Aim of the exercise
Output all records precisely as written.

────────

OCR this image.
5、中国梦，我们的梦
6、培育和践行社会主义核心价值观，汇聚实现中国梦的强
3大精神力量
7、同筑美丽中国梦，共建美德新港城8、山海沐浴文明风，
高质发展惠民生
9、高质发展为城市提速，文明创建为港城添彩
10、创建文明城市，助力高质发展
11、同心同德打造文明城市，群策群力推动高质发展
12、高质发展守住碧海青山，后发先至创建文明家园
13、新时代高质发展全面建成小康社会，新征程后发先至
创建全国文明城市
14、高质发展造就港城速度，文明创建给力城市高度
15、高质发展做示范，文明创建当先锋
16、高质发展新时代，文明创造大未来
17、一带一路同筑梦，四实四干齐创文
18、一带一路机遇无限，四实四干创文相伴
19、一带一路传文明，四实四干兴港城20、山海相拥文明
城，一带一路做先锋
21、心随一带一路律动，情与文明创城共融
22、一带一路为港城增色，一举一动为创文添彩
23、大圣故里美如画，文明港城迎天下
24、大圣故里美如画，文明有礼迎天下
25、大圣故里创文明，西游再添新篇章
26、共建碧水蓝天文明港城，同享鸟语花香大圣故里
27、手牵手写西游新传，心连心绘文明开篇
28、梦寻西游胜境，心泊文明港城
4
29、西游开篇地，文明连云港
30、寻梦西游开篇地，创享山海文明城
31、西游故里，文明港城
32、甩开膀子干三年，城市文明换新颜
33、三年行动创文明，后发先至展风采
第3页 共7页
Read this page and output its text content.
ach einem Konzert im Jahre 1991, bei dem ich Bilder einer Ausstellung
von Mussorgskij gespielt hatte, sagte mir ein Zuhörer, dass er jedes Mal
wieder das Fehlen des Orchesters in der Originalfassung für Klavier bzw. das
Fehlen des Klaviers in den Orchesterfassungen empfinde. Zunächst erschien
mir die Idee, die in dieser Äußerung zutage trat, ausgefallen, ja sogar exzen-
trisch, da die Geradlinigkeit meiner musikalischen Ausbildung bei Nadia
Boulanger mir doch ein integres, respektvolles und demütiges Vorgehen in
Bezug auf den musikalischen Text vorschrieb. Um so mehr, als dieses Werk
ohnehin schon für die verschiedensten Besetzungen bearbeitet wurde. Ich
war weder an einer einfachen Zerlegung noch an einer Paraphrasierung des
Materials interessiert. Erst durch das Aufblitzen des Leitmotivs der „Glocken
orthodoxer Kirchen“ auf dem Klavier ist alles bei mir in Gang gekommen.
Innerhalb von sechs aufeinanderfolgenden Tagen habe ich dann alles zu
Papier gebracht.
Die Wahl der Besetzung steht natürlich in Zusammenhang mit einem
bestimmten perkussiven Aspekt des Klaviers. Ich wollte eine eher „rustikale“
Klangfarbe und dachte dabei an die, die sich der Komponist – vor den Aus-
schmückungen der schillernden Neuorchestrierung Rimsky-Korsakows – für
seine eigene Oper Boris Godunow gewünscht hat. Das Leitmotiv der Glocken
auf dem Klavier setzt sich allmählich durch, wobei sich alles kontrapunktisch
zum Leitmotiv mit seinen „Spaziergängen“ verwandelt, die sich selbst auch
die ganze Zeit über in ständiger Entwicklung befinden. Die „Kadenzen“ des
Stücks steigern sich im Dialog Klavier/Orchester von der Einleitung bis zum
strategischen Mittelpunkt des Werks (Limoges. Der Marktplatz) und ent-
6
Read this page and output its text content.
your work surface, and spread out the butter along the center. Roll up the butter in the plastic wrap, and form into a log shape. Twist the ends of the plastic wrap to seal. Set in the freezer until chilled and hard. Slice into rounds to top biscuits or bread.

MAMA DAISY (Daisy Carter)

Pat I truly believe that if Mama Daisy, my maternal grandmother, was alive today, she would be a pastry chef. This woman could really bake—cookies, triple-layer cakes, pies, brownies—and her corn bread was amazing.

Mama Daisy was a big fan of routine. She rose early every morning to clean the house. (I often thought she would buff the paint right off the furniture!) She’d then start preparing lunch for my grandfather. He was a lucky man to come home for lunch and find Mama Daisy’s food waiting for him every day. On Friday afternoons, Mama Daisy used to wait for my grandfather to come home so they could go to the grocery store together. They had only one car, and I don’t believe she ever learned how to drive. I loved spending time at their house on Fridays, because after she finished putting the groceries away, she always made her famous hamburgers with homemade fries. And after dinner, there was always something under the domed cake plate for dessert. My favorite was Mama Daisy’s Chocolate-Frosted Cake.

────────

The solution
OCR this image.
5、中国梦，我们的梦
6、培育和践行社会主义核心价值观，汇聚实现中国梦的强
3大精神力量
7、同筑美丽中国梦，共建美德新港城8、山海沐浴文明风，
高质发展惠民生
9、高质发展为城市提速，文明创建为港城添彩
10、创建文明城市，助力高质发展
11、同心同德打造文明城市，群策群力推动高质发展
12、高质发展守住碧海青山，后发先至创建文明家园
13、新时代高质发展全面建成小康社会，新征程后发先至
创建全国文明城市
14、高质发展造就港城速度，文明创建给力城市高度
15、高质发展做示范，文明创建当先锋
16、高质发展新时代，文明创造大未来
17、一带一路同筑梦，四实四干齐创文
18、一带一路机遇无限，四实四干创文相伴
19、一带一路传文明，四实四干兴港城20、山海相拥文明
城，一带一路做先锋
21、心随一带一路律动，情与文明创城共融
22、一带一路为港城增色，一举一动为创文添彩
23、大圣故里美如画，文明港城迎天下
24、大圣故里美如画，文明有礼迎天下
25、大圣故里创文明，西游再添新篇章
26、共建碧水蓝天文明港城，同享鸟语花香大圣故里
27、手牵手写西游新传，心连心绘文明开篇
28、梦寻西游胜境，心泊文明港城
4
29、西游开篇地，文明连云港
30、寻梦西游开篇地，创享山海文明城
31、西游故里，文明港城
32、甩开膀子干三年，城市文明换新颜
33、三年行动创文明，后发先至展风采
第3页 共7页
Read this page and output its text content.
ach einem Konzert im Jahre 1991, bei dem ich Bilder einer Ausstellung
von Mussorgskij gespielt hatte, sagte mir ein Zuhörer, dass er jedes Mal
wieder das Fehlen des Orchesters in der Originalfassung für Klavier bzw. das
Fehlen des Klaviers in den Orchesterfassungen empfinde. Zunächst erschien
mir die Idee, die in dieser Äußerung zutage trat, ausgefallen, ja sogar exzen-
trisch, da die Geradlinigkeit meiner musikalischen Ausbildung bei Nadia
Boulanger mir doch ein integres, respektvolles und demütiges Vorgehen in
Bezug auf den musikalischen Text vorschrieb. Um so mehr, als dieses Werk
ohnehin schon für die verschiedensten Besetzungen bearbeitet wurde. Ich
war weder an einer einfachen Zerlegung noch an einer Paraphrasierung des
Materials interessiert. Erst durch das Aufblitzen des Leitmotivs der „Glocken
orthodoxer Kirchen“ auf dem Klavier ist alles bei mir in Gang gekommen.
Innerhalb von sechs aufeinanderfolgenden Tagen habe ich dann alles zu
Papier gebracht.
Die Wahl der Besetzung steht natürlich in Zusammenhang mit einem
bestimmten perkussiven Aspekt des Klaviers. Ich wollte eine eher „rustikale“
Klangfarbe und dachte dabei an die, die sich der Komponist – vor den Aus-
schmückungen der schillernden Neuorchestrierung Rimsky-Korsakows – für
seine eigene Oper Boris Godunow gewünscht hat. Das Leitmotiv der Glocken
auf dem Klavier setzt sich allmählich durch, wobei sich alles kontrapunktisch
zum Leitmotiv mit seinen „Spaziergängen“ verwandelt, die sich selbst auch
die ganze Zeit über in ständiger Entwicklung befinden. Die „Kadenzen“ des
Stücks steigern sich im Dialog Klavier/Orchester von der Einleitung bis zum
strategischen Mittelpunkt des Werks (Limoges. Der Marktplatz) und ent-
6
Read this page and output its text content.
your work surface, and spread out the butter along the center. Roll up the butter in the plastic wrap, and form into a log shape. Twist the ends of the plastic wrap to seal. Set in the freezer until chilled and hard. Slice into rounds to top biscuits or bread.

MAMA DAISY (Daisy Carter)

Pat I truly believe that if Mama Daisy, my maternal grandmother, was alive today, she would be a pastry chef. This woman could really bake—cookies, triple-layer cakes, pies, brownies—and her corn bread was amazing.

Mama Daisy was a big fan of routine. She rose early every morning to clean the house. (I often thought she would buff the paint right off the furniture!) She’d then start preparing lunch for my grandfather. He was a lucky man to come home for lunch and find Mama Daisy’s food waiting for him every day. On Friday afternoons, Mama Daisy used to wait for my grandfather to come home so they could go to the grocery store together. They had only one car, and I don’t believe she ever learned how to drive. I loved spending time at their house on Fridays, because after she finished putting the groceries away, she always made her famous hamburgers with homemade fries. And after dinner, there was always something under the domed cake plate for dessert. My favorite was Mama Daisy’s Chocolate-Frosted Cake.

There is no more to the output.